*** READING TEXT

The lacrosse game between Georgetown and Syracuse earlier this month had been over for about 40 minutes, yet Syracuse senior attackman Michael Powell remained on the field, still in his uniform, signing autographs. Never mind that the game was at Georgetown and that some of the children who approached him were wearing Georgetown T-shirts.

Powell is used to the attention. It is a product of his being a three-time first-team all-American, the three-time attackman of the year and the all-time leading scorer at Syracuse. But Powell, through his showmanship and flair for no-look, behind-the-back passes and shots, also is something rare in the close-knit world of lacrosse: He has managed to transcend the game.

In a game against Massachusetts in late April, Powell did a frontal flip and then took a shot. It is a move he has been able to pull off since he was a child. Though he missed the shot, the move landed him on ESPN and in Sports Illustrated.

"I think it gave lacrosse some national exposure," he said. "I wanted to show kids that maybe lacrosse isn't set in stone. Maybe players can go out there and do things that haven't been done. Sort of like Tony Hawk, he pushed the envelope with skateboarding. He did moves no one had thought about."

Powell has 45 goals and 34 assists this year and 297 points in his career for No. 4 Syracuse (13-2) entering its NCAA semifinal against No. 1 Johns Hopkins (13-1) on Saturday at M&T Bank Stadium in Baltimore. The other semifinal pits No. 6 Princeton (11-3) against No. 2 Navy (13-2).

******
*** INFORMATION SHOWN

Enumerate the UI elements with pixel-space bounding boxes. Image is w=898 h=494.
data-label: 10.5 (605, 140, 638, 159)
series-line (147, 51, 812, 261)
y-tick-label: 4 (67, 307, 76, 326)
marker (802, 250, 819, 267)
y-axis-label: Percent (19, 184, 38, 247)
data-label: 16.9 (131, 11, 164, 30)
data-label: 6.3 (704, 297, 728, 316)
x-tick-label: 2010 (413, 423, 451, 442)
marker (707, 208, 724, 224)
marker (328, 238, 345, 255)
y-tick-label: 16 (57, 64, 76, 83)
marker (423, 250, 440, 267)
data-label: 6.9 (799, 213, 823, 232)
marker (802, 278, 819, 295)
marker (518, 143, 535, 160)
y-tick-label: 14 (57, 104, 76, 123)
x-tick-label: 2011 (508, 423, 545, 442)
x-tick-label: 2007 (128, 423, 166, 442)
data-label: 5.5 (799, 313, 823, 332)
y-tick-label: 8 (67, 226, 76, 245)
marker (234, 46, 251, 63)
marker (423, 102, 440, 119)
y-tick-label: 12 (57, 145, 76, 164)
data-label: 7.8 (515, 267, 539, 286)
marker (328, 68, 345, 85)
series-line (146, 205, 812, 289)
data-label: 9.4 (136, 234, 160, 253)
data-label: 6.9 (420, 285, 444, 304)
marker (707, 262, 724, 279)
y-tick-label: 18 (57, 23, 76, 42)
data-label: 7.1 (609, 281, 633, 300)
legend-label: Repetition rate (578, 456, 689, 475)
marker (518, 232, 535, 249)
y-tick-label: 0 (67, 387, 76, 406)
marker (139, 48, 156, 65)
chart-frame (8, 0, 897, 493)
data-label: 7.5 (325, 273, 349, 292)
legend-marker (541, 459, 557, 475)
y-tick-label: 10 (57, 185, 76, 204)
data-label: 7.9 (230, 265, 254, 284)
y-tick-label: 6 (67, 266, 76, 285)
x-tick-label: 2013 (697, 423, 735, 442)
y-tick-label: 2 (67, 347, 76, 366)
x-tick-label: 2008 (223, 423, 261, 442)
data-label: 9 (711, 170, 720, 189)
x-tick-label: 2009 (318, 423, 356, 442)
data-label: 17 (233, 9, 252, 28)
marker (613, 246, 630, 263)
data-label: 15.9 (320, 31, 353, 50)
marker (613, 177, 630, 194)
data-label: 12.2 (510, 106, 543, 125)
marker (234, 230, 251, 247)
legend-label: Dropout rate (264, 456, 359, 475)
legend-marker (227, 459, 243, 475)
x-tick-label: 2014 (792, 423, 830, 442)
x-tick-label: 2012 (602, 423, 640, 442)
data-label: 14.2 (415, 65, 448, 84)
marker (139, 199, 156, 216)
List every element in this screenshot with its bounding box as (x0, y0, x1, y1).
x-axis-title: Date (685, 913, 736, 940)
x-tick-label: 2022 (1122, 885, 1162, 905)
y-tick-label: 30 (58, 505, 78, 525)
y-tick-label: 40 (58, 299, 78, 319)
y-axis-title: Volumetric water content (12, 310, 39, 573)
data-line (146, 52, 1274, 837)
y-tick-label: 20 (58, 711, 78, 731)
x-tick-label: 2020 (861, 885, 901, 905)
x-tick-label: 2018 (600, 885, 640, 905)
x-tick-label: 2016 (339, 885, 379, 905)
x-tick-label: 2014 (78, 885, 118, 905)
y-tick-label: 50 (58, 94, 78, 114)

******

EXERCISE
Answer these questions about the article on Syracuse lacrosse player Michael Powell.
(a) About how long after the Georgetown–Syracuse game ended was Powell still on the field signing autographs?
(b) What move did Powell perform before taking a shot in the game against Massachusetts?
(c) Which team will Syracuse play in its NCAA semifinal?

EXPECTED OUTPUT
(a) About 40 minutes.
(b) A frontal flip.
(c) No. 1 Johns Hopkins.